Begin Supplied records

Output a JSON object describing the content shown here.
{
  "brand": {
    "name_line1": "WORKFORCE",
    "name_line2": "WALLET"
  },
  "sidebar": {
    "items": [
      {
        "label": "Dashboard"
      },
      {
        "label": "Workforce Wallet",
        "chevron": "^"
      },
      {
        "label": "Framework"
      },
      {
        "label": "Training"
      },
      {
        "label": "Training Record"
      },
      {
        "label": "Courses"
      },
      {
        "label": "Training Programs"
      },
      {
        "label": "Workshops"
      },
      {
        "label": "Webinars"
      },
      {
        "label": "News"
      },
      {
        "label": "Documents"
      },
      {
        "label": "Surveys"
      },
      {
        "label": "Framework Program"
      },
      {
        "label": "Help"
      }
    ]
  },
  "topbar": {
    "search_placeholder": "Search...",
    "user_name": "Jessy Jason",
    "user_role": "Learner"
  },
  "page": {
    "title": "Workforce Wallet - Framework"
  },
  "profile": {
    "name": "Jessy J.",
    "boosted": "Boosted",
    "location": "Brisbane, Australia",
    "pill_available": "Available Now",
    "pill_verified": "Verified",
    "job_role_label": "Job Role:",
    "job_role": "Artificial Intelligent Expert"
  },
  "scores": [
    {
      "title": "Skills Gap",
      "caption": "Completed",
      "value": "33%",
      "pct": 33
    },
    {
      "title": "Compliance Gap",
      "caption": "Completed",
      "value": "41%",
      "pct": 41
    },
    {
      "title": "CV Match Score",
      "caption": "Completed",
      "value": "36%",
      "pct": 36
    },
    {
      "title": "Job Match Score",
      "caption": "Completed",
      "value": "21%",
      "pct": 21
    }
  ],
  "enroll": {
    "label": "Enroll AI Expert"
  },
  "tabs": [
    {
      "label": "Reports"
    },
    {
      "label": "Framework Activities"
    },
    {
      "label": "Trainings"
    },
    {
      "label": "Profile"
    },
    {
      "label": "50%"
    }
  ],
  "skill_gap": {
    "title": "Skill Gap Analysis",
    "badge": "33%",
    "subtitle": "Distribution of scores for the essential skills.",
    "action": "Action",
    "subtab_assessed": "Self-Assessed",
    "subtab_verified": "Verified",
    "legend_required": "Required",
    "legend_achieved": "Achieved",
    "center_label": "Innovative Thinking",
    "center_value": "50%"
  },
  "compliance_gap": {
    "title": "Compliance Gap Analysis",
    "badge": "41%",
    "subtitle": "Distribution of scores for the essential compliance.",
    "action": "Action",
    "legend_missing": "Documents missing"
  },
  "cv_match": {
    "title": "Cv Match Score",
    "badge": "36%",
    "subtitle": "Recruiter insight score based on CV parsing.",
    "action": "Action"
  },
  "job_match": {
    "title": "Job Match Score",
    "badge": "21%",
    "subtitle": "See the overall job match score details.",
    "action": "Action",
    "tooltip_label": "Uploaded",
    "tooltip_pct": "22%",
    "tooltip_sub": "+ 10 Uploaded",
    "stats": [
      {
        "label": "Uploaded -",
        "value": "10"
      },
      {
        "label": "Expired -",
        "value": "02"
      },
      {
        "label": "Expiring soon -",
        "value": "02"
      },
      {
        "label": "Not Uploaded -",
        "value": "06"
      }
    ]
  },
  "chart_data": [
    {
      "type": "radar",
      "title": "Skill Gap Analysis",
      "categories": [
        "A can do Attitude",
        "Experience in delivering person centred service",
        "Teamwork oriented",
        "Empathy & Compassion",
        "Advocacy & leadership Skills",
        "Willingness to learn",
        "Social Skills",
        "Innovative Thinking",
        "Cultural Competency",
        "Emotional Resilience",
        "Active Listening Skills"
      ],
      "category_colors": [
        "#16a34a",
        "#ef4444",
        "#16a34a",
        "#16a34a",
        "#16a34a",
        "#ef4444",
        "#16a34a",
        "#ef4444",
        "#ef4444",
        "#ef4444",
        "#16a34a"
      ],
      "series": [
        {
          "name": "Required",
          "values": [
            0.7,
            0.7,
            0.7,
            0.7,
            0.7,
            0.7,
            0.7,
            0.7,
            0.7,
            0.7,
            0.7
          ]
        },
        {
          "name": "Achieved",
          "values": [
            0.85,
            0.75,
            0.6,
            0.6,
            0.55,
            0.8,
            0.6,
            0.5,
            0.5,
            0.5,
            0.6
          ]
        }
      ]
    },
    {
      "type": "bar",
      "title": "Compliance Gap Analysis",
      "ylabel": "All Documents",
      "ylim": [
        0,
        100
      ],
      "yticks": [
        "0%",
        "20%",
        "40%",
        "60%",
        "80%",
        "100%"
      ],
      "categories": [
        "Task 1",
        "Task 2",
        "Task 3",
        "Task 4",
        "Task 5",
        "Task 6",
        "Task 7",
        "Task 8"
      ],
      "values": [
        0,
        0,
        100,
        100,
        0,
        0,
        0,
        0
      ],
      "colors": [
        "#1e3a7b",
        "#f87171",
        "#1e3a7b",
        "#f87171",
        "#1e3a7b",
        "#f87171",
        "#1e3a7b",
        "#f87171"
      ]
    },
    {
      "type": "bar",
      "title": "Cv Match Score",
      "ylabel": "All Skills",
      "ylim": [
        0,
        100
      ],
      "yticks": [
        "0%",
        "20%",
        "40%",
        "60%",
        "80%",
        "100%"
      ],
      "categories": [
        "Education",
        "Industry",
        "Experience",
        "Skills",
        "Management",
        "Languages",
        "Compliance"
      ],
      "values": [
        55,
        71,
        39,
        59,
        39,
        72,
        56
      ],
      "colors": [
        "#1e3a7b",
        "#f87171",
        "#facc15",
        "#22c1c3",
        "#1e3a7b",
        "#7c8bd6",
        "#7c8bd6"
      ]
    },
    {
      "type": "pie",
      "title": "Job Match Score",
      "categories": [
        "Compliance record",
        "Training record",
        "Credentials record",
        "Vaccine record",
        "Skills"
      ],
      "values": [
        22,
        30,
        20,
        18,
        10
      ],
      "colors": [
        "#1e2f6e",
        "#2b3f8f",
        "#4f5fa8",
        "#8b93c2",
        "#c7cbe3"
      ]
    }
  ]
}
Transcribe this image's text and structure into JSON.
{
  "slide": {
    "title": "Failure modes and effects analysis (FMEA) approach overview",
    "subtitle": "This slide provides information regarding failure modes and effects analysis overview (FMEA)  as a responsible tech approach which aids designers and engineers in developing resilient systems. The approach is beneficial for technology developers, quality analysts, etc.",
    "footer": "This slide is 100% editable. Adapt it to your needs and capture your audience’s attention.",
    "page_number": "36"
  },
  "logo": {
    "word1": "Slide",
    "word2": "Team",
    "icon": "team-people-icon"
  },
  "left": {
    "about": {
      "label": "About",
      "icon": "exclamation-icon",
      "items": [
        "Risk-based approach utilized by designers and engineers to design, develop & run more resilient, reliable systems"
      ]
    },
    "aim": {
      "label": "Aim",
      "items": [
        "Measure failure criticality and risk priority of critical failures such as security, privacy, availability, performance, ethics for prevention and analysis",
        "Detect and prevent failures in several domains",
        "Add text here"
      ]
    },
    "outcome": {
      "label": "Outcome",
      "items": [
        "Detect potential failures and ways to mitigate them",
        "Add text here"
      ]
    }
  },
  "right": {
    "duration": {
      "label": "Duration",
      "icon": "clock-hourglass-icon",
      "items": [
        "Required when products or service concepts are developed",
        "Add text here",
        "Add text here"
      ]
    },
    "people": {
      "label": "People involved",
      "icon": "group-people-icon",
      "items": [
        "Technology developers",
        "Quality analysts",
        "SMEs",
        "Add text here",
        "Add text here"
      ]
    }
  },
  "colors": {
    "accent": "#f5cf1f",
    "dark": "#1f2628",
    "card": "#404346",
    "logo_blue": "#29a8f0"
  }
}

End Supplied records

Copy all data exactly, start to finish.

Output a JSON object describing the content shown here.
{
  "brand": {
    "name_line1": "WORKFORCE",
    "name_line2": "WALLET"
  },
  "sidebar": {
    "items": [
      {
        "label": "Dashboard"
      },
      {
        "label": "Workforce Wallet",
        "chevron": "^"
      },
      {
        "label": "Framework"
      },
      {
        "label": "Training"
      },
      {
        "label": "Training Record"
      },
      {
        "label": "Courses"
      },
      {
        "label": "Training Programs"
      },
      {
        "label": "Workshops"
      },
      {
        "label": "Webinars"
      },
      {
        "label": "News"
      },
      {
        "label": "Documents"
      },
      {
        "label": "Surveys"
      },
      {
        "label": "Framework Program"
      },
      {
        "label": "Help"
      }
    ]
  },
  "topbar": {
    "search_placeholder": "Search...",
    "user_name": "Jessy Jason",
    "user_role": "Learner"
  },
  "page": {
    "title": "Workforce Wallet - Framework"
  },
  "profile": {
    "name": "Jessy J.",
    "boosted": "Boosted",
    "location": "Brisbane, Australia",
    "pill_available": "Available Now",
    "pill_verified": "Verified",
    "job_role_label": "Job Role:",
    "job_role": "Artificial Intelligent Expert"
  },
  "scores": [
    {
      "title": "Skills Gap",
      "caption": "Completed",
      "value": "33%",
      "pct": 33
    },
    {
      "title": "Compliance Gap",
      "caption": "Completed",
      "value": "41%",
      "pct": 41
    },
    {
      "title": "CV Match Score",
      "caption": "Completed",
      "value": "36%",
      "pct": 36
    },
    {
      "title": "Job Match Score",
      "caption": "Completed",
      "value": "21%",
      "pct": 21
    }
  ],
  "enroll": {
    "label": "Enroll AI Expert"
  },
  "tabs": [
    {
      "label": "Reports"
    },
    {
      "label": "Framework Activities"
    },
    {
      "label": "Trainings"
    },
    {
      "label": "Profile"
    },
    {
      "label": "50%"
    }
  ],
  "skill_gap": {
    "title": "Skill Gap Analysis",
    "badge": "33%",
    "subtitle": "Distribution of scores for the essential skills.",
    "action": "Action",
    "subtab_assessed": "Self-Assessed",
    "subtab_verified": "Verified",
    "legend_required": "Required",
    "legend_achieved": "Achieved",
    "center_label": "Innovative Thinking",
    "center_value": "50%"
  },
  "compliance_gap": {
    "title": "Compliance Gap Analysis",
    "badge": "41%",
    "subtitle": "Distribution of scores for the essential compliance.",
    "action": "Action",
    "legend_missing": "Documents missing"
  },
  "cv_match": {
    "title": "Cv Match Score",
    "badge": "36%",
    "subtitle": "Recruiter insight score based on CV parsing.",
    "action": "Action"
  },
  "job_match": {
    "title": "Job Match Score",
    "badge": "21%",
    "subtitle": "See the overall job match score details.",
    "action": "Action",
    "tooltip_label": "Uploaded",
    "tooltip_pct": "22%",
    "tooltip_sub": "+ 10 Uploaded",
    "stats": [
      {
        "label": "Uploaded -",
        "value": "10"
      },
      {
        "label": "Expired -",
        "value": "02"
      },
      {
        "label": "Expiring soon -",
        "value": "02"
      },
      {
        "label": "Not Uploaded -",
        "value": "06"
      }
    ]
  },
  "chart_data": [
    {
      "type": "radar",
      "title": "Skill Gap Analysis",
      "categories": [
        "A can do Attitude",
        "Experience in delivering person centred service",
        "Teamwork oriented",
        "Empathy & Compassion",
        "Advocacy & leadership Skills",
        "Willingness to learn",
        "Social Skills",
        "Innovative Thinking",
        "Cultural Competency",
        "Emotional Resilience",
        "Active Listening Skills"
      ],
      "category_colors": [
        "#16a34a",
        "#ef4444",
        "#16a34a",
        "#16a34a",
        "#16a34a",
        "#ef4444",
        "#16a34a",
        "#ef4444",
        "#ef4444",
        "#ef4444",
        "#16a34a"
      ],
      "series": [
        {
          "name": "Required",
          "values": [
            0.7,
            0.7,
            0.7,
            0.7,
            0.7,
            0.7,
            0.7,
            0.7,
            0.7,
            0.7,
            0.7
          ]
        },
        {
          "name": "Achieved",
          "values": [
            0.85,
            0.75,
            0.6,
            0.6,
            0.55,
            0.8,
            0.6,
            0.5,
            0.5,
            0.5,
            0.6
          ]
        }
      ]
    },
    {
      "type": "bar",
      "title": "Compliance Gap Analysis",
      "ylabel": "All Documents",
      "ylim": [
        0,
        100
      ],
      "yticks": [
        "0%",
        "20%",
        "40%",
        "60%",
        "80%",
        "100%"
      ],
      "categories": [
        "Task 1",
        "Task 2",
        "Task 3",
        "Task 4",
        "Task 5",
        "Task 6",
        "Task 7",
        "Task 8"
      ],
      "values": [
        0,
        0,
        100,
        100,
        0,
        0,
        0,
        0
      ],
      "colors": [
        "#1e3a7b",
        "#f87171",
        "#1e3a7b",
        "#f87171",
        "#1e3a7b",
        "#f87171",
        "#1e3a7b",
        "#f87171"
      ]
    },
    {
      "type": "bar",
      "title": "Cv Match Score",
      "ylabel": "All Skills",
      "ylim": [
        0,
        100
      ],
      "yticks": [
        "0%",
        "20%",
        "40%",
        "60%",
        "80%",
        "100%"
      ],
      "categories": [
        "Education",
        "Industry",
        "Experience",
        "Skills",
        "Management",
        "Languages",
        "Compliance"
      ],
      "values": [
        55,
        71,
        39,
        59,
        39,
        72,
        56
      ],
      "colors": [
        "#1e3a7b",
        "#f87171",
        "#facc15",
        "#22c1c3",
        "#1e3a7b",
        "#7c8bd6",
        "#7c8bd6"
      ]
    },
    {
      "type": "pie",
      "title": "Job Match Score",
      "categories": [
        "Compliance record",
        "Training record",
        "Credentials record",
        "Vaccine record",
        "Skills"
      ],
      "values": [
        22,
        30,
        20,
        18,
        10
      ],
      "colors": [
        "#1e2f6e",
        "#2b3f8f",
        "#4f5fa8",
        "#8b93c2",
        "#c7cbe3"
      ]
    }
  ]
}
Transcribe this image's text and structure into JSON.
{
  "slide": {
    "title": "Failure modes and effects analysis (FMEA) approach overview",
    "subtitle": "This slide provides information regarding failure modes and effects analysis overview (FMEA)  as a responsible tech approach which aids designers and engineers in developing resilient systems. The approach is beneficial for technology developers, quality analysts, etc.",
    "footer": "This slide is 100% editable. Adapt it to your needs and capture your audience’s attention.",
    "page_number": "36"
  },
  "logo": {
    "word1": "Slide",
    "word2": "Team",
    "icon": "team-people-icon"
  },
  "left": {
    "about": {
      "label": "About",
      "icon": "exclamation-icon",
      "items": [
        "Risk-based approach utilized by designers and engineers to design, develop & run more resilient, reliable systems"
      ]
    },
    "aim": {
      "label": "Aim",
      "items": [
        "Measure failure criticality and risk priority of critical failures such as security, privacy, availability, performance, ethics for prevention and analysis",
        "Detect and prevent failures in several domains",
        "Add text here"
      ]
    },
    "outcome": {
      "label": "Outcome",
      "items": [
        "Detect potential failures and ways to mitigate them",
        "Add text here"
      ]
    }
  },
  "right": {
    "duration": {
      "label": "Duration",
      "icon": "clock-hourglass-icon",
      "items": [
        "Required when products or service concepts are developed",
        "Add text here",
        "Add text here"
      ]
    },
    "people": {
      "label": "People involved",
      "icon": "group-people-icon",
      "items": [
        "Technology developers",
        "Quality analysts",
        "SMEs",
        "Add text here",
        "Add text here"
      ]
    }
  },
  "colors": {
    "accent": "#f5cf1f",
    "dark": "#1f2628",
    "card": "#404346",
    "logo_blue": "#29a8f0"
  }
}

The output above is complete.